Here are some records. Copy each one exactly.

SUPPLIED INFORMATION:
-- -- --

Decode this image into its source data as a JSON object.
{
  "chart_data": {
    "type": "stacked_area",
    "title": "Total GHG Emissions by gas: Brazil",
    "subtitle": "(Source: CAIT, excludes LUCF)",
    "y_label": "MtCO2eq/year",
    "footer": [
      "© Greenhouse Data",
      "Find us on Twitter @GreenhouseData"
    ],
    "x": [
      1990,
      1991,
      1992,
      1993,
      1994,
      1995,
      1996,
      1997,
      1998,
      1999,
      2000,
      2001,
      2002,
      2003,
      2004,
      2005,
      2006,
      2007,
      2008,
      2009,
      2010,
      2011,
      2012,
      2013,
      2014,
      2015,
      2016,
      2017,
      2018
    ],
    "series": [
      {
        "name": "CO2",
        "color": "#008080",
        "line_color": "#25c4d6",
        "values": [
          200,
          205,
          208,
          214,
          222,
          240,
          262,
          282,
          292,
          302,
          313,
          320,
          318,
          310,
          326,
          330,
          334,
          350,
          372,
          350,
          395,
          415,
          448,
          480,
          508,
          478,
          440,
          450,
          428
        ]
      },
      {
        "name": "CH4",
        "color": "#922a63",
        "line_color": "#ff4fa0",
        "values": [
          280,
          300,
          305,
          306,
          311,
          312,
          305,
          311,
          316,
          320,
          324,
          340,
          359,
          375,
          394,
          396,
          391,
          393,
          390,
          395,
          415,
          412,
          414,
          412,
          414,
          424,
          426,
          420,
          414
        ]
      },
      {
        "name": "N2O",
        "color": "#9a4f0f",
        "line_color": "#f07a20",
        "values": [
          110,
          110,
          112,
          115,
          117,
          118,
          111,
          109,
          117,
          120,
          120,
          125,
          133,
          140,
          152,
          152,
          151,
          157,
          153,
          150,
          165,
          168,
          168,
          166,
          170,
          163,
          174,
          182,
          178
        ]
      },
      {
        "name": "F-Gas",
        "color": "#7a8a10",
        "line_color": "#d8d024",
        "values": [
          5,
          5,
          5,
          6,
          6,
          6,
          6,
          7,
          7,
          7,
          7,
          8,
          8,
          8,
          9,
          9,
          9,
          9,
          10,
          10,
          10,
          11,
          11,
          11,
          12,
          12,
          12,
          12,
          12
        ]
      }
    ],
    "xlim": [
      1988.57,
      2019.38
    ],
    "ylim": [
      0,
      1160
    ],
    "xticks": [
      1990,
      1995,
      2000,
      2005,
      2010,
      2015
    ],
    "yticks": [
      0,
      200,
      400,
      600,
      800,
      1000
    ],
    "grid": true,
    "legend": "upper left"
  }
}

-- -- --

TASK SOLUTION:
Decode this image into its source data as a JSON object.
{
  "chart_data": {
    "type": "stacked_area",
    "title": "Total GHG Emissions by gas: Brazil",
    "subtitle": "(Source: CAIT, excludes LUCF)",
    "y_label": "MtCO2eq/year",
    "footer": [
      "© Greenhouse Data",
      "Find us on Twitter @GreenhouseData"
    ],
    "x": [
      1990,
      1991,
      1992,
      1993,
      1994,
      1995,
      1996,
      1997,
      1998,
      1999,
      2000,
      2001,
      2002,
      2003,
      2004,
      2005,
      2006,
      2007,
      2008,
      2009,
      2010,
      2011,
      2012,
      2013,
      2014,
      2015,
      2016,
      2017,
      2018
    ],
    "series": [
      {
        "name": "CO2",
        "color": "#008080",
        "line_color": "#25c4d6",
        "values": [
          200,
          205,
          208,
          214,
          222,
          240,
          262,
          282,
          292,
          302,
          313,
          320,
          318,
          310,
          326,
          330,
          334,
          350,
          372,
          350,
          395,
          415,
          448,
          480,
          508,
          478,
          440,
          450,
          428
        ]
      },
      {
        "name": "CH4",
        "color": "#922a63",
        "line_color": "#ff4fa0",
        "values": [
          280,
          300,
          305,
          306,
          311,
          312,
          305,
          311,
          316,
          320,
          324,
          340,
          359,
          375,
          394,
          396,
          391,
          393,
          390,
          395,
          415,
          412,
          414,
          412,
          414,
          424,
          426,
          420,
          414
        ]
      },
      {
        "name": "N2O",
        "color": "#9a4f0f",
        "line_color": "#f07a20",
        "values": [
          110,
          110,
          112,
          115,
          117,
          118,
          111,
          109,
          117,
          120,
          120,
          125,
          133,
          140,
          152,
          152,
          151,
          157,
          153,
          150,
          165,
          168,
          168,
          166,
          170,
          163,
          174,
          182,
          178
        ]
      },
      {
        "name": "F-Gas",
        "color": "#7a8a10",
        "line_color": "#d8d024",
        "values": [
          5,
          5,
          5,
          6,
          6,
          6,
          6,
          7,
          7,
          7,
          7,
          8,
          8,
          8,
          9,
          9,
          9,
          9,
          10,
          10,
          10,
          11,
          11,
          11,
          12,
          12,
          12,
          12,
          12
        ]
      }
    ],
    "xlim": [
      1988.57,
      2019.38
    ],
    "ylim": [
      0,
      1160
    ],
    "xticks": [
      1990,
      1995,
      2000,
      2005,
      2010,
      2015
    ],
    "yticks": [
      0,
      200,
      400,
      600,
      800,
      1000
    ],
    "grid": true,
    "legend": "upper left"
  }
}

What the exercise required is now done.